WRITTEN PROBLEM:
Output every entry exactly as written, but omit the pictures.

MATERIAL:
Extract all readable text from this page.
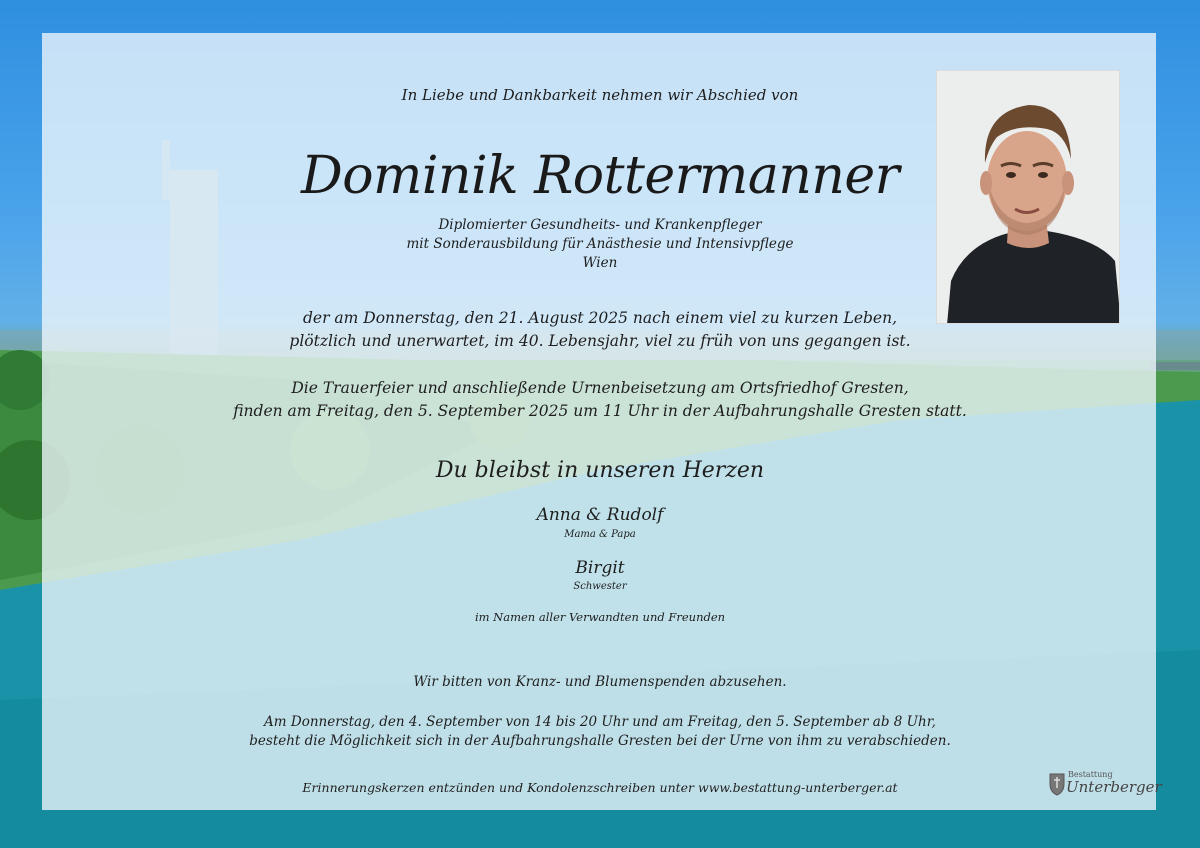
In Liebe und Dankbarkeit nehmen wir Abschied von
Dominik Rottermanner
Diplomierter Gesundheits- und Krankenpfleger
mit Sonderausbildung für Anästhesie und Intensivpflege
Wien
der am Donnerstag, den 21. August 2025 nach einem viel zu kurzen Leben,
plötzlich und unerwartet, im 40. Lebensjahr, viel zu früh von uns gegangen ist.
Die Trauerfeier und anschließende Urnenbeisetzung am Ortsfriedhof Gresten,
finden am Freitag, den 5. September 2025 um 11 Uhr in der Aufbahrungshalle Gresten statt.
Du bleibst in unseren Herzen
Anna & Rudolf
Mama & Papa
Birgit
Schwester
im Namen aller Verwandten und Freunden
Wir bitten von Kranz- und Blumenspenden abzusehen.
Am Donnerstag, den 4. September von 14 bis 20 Uhr und am Freitag, den 5. September ab 8 Uhr,
besteht die Möglichkeit sich in der Aufbahrungshalle Gresten bei der Urne von ihm zu verabschieden.
Erinnerungskerzen entzünden und Kondolenzschreiben unter www.bestattung-unterberger.at
Bestattung
Unterberger
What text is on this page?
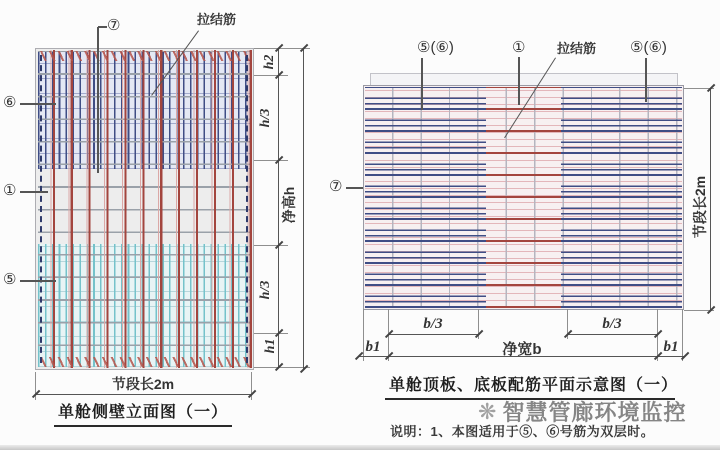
⑦	拉结筋
⑥
①
⑤
h2
h/3
h/3
h1
净高h
节段长2m
单舱侧壁立面图（一）
⑤(⑥)	① 拉结筋 ⑤(⑥)
⑦	节段长2m
b/3	b/3
b1	净宽b	b1
单舱顶板、底板配筋平面示意图（一）
说明：1、本图适用于⑤、⑥号筋为双层时。
❋ 智慧管廊环境监控
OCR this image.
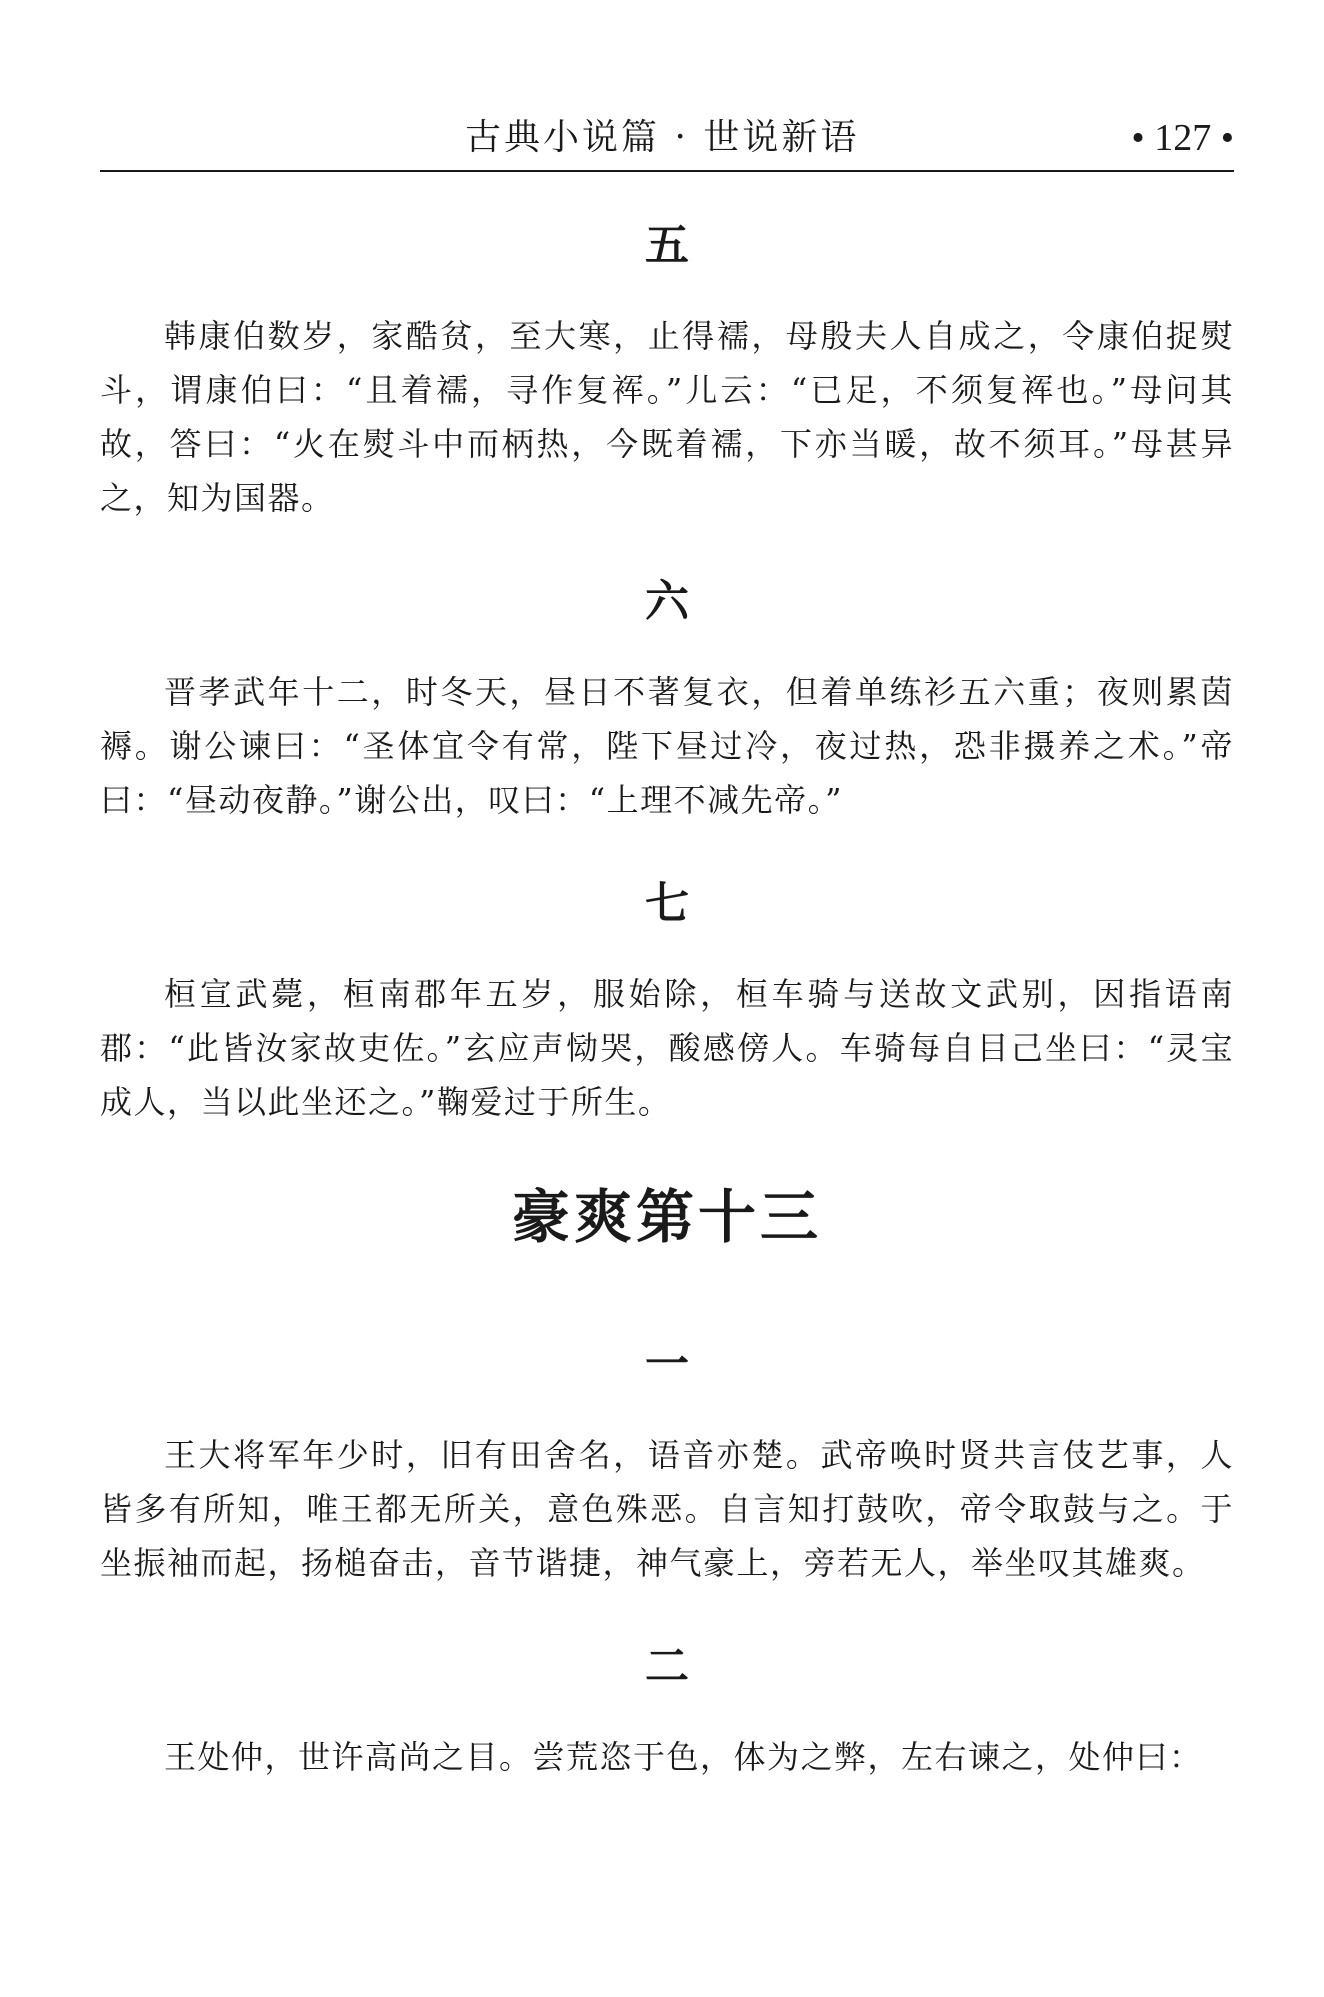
古典小说篇 · 世说新语	• 127 •
五

韩康伯数岁，家酷贫，至大寒，止得襦，母殷夫人自成之，令康伯捉熨斗，谓康伯曰：“且着襦，寻作复裈。”儿云：“已足，不须复裈也。”母问其故，答曰：“火在熨斗中而柄热，今既着襦，下亦当暖，故不须耳。”母甚异之，知为国器。

六

晋孝武年十二，时冬天，昼日不著复衣，但着单练衫五六重；夜则累茵褥。谢公谏曰：“圣体宜令有常，陛下昼过冷，夜过热，恐非摄养之术。”帝曰：“昼动夜静。”谢公出，叹曰：“上理不减先帝。”

七

桓宣武薨，桓南郡年五岁，服始除，桓车骑与送故文武别，因指语南郡：“此皆汝家故吏佐。”玄应声恸哭，酸感傍人。车骑每自目己坐曰：“灵宝成人，当以此坐还之。”鞠爱过于所生。

豪爽第十三
一

王大将军年少时，旧有田舍名，语音亦楚。武帝唤时贤共言伎艺事，人皆多有所知，唯王都无所关，意色殊恶。自言知打鼓吹，帝令取鼓与之。于坐振袖而起，扬槌奋击，音节谐捷，神气豪上，旁若无人，举坐叹其雄爽。

二

王处仲，世许高尚之目。尝荒恣于色，体为之弊，左右谏之，处仲曰：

IN RESPONSE:
Extract all readable text from this page.
In Liebe und Dankbarkeit nehmen wir Abschied von
Dominik Rottermanner
Diplomierter Gesundheits- und Krankenpfleger
mit Sonderausbildung für Anästhesie und Intensivpflege
Wien
der am Donnerstag, den 21. August 2025 nach einem viel zu kurzen Leben,
plötzlich und unerwartet, im 40. Lebensjahr, viel zu früh von uns gegangen ist.
Die Trauerfeier und anschließende Urnenbeisetzung am Ortsfriedhof Gresten,
finden am Freitag, den 5. September 2025 um 11 Uhr in der Aufbahrungshalle Gresten statt.
Du bleibst in unseren Herzen
Anna & Rudolf
Mama & Papa
Birgit
Schwester
im Namen aller Verwandten und Freunden
Wir bitten von Kranz- und Blumenspenden abzusehen.
Am Donnerstag, den 4. September von 14 bis 20 Uhr und am Freitag, den 5. September ab 8 Uhr,
besteht die Möglichkeit sich in der Aufbahrungshalle Gresten bei der Urne von ihm zu verabschieden.
Erinnerungskerzen entzünden und Kondolenzschreiben unter www.bestattung-unterberger.at
Bestattung
Unterberger
What text is on this page?
⑦	拉结筋
⑥
①
⑤
h2
h/3
h/3
h1
净高h
节段长2m
单舱侧壁立面图（一）
⑤(⑥)	① 拉结筋 ⑤(⑥)
⑦	节段长2m
b/3	b/3
b1	净宽b	b1
单舱顶板、底板配筋平面示意图（一）
说明：1、本图适用于⑤、⑥号筋为双层时。
❋ 智慧管廊环境监控
OCR this image.
古典小说篇 · 世说新语	• 127 •
五

韩康伯数岁，家酷贫，至大寒，止得襦，母殷夫人自成之，令康伯捉熨斗，谓康伯曰：“且着襦，寻作复裈。”儿云：“已足，不须复裈也。”母问其故，答曰：“火在熨斗中而柄热，今既着襦，下亦当暖，故不须耳。”母甚异之，知为国器。

六

晋孝武年十二，时冬天，昼日不著复衣，但着单练衫五六重；夜则累茵褥。谢公谏曰：“圣体宜令有常，陛下昼过冷，夜过热，恐非摄养之术。”帝曰：“昼动夜静。”谢公出，叹曰：“上理不减先帝。”

七

桓宣武薨，桓南郡年五岁，服始除，桓车骑与送故文武别，因指语南郡：“此皆汝家故吏佐。”玄应声恸哭，酸感傍人。车骑每自目己坐曰：“灵宝成人，当以此坐还之。”鞠爱过于所生。

豪爽第十三
一

王大将军年少时，旧有田舍名，语音亦楚。武帝唤时贤共言伎艺事，人皆多有所知，唯王都无所关，意色殊恶。自言知打鼓吹，帝令取鼓与之。于坐振袖而起，扬槌奋击，音节谐捷，神气豪上，旁若无人，举坐叹其雄爽。

二

王处仲，世许高尚之目。尝荒恣于色，体为之弊，左右谏之，处仲曰：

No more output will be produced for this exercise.